• REQUIRED TASK
Can you reproduce the items from the very first line through the line containing "- color-slider-track[interactable]: [594, 628, 648, 631]", with "step-number" swapped for "step-index" and nothing else altered?

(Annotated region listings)
— begin —
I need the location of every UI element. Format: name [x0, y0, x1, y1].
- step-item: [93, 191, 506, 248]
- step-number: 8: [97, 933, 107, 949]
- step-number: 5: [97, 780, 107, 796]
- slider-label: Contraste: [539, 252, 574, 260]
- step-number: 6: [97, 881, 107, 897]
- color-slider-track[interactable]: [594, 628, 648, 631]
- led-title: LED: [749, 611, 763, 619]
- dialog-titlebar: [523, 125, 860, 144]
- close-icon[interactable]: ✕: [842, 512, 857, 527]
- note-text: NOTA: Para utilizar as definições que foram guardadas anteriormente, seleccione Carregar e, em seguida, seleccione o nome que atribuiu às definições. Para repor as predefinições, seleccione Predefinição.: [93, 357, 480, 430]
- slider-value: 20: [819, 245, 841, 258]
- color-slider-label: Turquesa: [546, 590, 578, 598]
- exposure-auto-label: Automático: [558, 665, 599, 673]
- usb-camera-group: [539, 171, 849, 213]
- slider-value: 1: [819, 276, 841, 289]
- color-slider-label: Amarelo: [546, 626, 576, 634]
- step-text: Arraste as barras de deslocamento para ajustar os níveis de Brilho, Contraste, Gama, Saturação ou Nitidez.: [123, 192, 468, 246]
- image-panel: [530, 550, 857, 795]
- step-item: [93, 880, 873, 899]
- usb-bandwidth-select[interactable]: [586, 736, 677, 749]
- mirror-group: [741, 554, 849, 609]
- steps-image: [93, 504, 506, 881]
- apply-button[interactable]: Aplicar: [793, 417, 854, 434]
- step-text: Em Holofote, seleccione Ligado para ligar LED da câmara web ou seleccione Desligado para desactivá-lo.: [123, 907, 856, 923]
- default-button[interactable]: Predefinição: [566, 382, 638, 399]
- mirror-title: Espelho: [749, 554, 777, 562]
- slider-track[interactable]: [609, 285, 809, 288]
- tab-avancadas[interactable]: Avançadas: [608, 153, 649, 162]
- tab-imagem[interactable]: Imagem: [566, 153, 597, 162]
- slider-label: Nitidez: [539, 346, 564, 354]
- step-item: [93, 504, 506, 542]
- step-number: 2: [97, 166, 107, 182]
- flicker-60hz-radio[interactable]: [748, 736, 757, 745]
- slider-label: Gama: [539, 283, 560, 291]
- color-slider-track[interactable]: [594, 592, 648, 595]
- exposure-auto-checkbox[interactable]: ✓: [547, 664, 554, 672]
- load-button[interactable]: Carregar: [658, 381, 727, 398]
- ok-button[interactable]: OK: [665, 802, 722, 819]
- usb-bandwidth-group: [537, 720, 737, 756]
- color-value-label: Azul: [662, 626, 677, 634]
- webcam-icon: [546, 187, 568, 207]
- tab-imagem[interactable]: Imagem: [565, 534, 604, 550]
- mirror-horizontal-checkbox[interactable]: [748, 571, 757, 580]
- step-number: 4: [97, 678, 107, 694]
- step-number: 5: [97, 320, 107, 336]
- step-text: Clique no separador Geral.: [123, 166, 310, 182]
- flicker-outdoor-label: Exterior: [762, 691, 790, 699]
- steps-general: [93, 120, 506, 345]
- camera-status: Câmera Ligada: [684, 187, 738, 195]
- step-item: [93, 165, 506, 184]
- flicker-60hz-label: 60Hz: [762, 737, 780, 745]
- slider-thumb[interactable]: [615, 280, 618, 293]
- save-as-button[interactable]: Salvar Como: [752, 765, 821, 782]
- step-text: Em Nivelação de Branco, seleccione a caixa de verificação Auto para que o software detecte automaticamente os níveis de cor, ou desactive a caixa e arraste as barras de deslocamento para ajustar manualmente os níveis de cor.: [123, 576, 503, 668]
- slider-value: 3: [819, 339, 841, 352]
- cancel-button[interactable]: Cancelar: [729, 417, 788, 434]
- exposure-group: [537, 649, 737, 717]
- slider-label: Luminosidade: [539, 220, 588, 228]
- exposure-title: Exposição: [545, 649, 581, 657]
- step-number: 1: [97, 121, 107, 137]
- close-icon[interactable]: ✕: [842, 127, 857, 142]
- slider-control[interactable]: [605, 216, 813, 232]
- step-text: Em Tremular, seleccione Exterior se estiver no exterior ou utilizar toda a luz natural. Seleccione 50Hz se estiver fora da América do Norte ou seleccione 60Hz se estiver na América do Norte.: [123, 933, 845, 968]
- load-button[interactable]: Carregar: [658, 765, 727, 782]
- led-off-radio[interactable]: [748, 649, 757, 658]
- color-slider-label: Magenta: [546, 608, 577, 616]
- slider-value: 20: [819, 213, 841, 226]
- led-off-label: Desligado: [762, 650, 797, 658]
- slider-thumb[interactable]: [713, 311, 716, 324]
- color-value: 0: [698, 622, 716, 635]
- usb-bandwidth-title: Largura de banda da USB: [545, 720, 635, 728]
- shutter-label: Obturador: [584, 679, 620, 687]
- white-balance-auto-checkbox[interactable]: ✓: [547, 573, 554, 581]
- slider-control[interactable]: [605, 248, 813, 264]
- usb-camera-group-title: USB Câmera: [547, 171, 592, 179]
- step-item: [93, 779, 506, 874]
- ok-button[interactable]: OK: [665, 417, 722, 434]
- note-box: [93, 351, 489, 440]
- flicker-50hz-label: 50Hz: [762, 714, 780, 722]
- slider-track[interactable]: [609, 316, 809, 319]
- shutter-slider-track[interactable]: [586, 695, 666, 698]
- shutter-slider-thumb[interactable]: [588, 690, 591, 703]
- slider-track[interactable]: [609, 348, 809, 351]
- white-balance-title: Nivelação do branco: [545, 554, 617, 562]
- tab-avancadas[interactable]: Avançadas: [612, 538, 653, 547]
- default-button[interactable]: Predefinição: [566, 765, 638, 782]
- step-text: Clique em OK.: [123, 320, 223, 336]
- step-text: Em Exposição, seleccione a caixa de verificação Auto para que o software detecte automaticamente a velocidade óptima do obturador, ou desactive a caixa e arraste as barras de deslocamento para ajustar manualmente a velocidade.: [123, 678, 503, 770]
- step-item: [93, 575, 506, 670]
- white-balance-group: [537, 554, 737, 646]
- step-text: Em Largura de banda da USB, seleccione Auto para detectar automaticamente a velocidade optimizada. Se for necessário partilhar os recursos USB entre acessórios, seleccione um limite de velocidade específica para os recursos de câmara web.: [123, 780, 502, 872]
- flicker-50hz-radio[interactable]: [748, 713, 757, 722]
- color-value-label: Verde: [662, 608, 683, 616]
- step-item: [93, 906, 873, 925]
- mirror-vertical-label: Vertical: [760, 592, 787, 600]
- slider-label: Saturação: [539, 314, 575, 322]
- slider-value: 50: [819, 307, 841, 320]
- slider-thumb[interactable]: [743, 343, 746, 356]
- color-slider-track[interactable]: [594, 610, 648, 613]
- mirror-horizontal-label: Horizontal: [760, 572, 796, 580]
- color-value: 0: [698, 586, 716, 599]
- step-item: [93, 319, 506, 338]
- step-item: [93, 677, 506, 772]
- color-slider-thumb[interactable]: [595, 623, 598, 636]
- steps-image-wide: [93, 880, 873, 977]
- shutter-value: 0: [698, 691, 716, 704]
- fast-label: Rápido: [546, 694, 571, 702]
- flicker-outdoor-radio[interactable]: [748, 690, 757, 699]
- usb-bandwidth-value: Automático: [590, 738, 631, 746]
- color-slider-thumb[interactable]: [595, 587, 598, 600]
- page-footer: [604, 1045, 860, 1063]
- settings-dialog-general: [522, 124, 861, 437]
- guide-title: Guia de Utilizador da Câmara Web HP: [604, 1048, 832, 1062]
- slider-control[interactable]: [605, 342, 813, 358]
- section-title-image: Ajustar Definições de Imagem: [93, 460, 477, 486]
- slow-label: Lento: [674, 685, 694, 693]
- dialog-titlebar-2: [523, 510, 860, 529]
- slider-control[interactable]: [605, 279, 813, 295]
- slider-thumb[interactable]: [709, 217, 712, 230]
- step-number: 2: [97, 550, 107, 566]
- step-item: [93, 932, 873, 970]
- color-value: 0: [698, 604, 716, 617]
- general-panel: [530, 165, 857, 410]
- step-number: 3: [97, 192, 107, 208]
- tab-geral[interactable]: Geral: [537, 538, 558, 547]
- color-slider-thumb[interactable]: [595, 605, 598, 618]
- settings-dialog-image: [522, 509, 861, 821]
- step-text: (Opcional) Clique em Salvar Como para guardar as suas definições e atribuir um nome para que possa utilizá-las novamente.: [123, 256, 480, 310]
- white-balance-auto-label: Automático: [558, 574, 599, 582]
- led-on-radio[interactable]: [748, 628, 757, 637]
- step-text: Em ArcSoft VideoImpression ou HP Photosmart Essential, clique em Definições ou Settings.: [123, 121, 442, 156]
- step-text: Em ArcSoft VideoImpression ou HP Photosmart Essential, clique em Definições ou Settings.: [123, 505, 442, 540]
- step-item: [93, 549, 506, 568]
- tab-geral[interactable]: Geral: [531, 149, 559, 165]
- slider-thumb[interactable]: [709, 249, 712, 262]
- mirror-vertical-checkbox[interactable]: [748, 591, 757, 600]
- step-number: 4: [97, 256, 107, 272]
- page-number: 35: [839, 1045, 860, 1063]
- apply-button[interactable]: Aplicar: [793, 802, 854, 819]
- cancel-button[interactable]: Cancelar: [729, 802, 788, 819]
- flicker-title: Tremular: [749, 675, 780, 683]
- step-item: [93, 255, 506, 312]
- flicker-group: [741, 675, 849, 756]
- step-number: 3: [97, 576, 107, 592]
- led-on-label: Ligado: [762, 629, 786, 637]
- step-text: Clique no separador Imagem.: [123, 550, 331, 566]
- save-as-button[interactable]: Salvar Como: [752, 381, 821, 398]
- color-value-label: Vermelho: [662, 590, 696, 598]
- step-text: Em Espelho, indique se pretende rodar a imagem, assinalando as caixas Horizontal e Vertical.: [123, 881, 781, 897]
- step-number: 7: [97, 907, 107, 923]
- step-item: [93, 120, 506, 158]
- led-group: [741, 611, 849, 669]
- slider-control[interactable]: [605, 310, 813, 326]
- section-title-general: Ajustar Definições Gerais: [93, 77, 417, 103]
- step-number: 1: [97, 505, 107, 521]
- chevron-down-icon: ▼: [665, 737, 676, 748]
— end —
• PROBLEM SOLUTION
I need the location of every UI element. Format: name [x0, y0, x1, y1].
- step-item: [93, 191, 506, 248]
- step-index: 8: [97, 933, 107, 949]
- step-index: 5: [97, 780, 107, 796]
- slider-label: Contraste: [539, 252, 574, 260]
- step-index: 6: [97, 881, 107, 897]
- color-slider-track[interactable]: [594, 628, 648, 631]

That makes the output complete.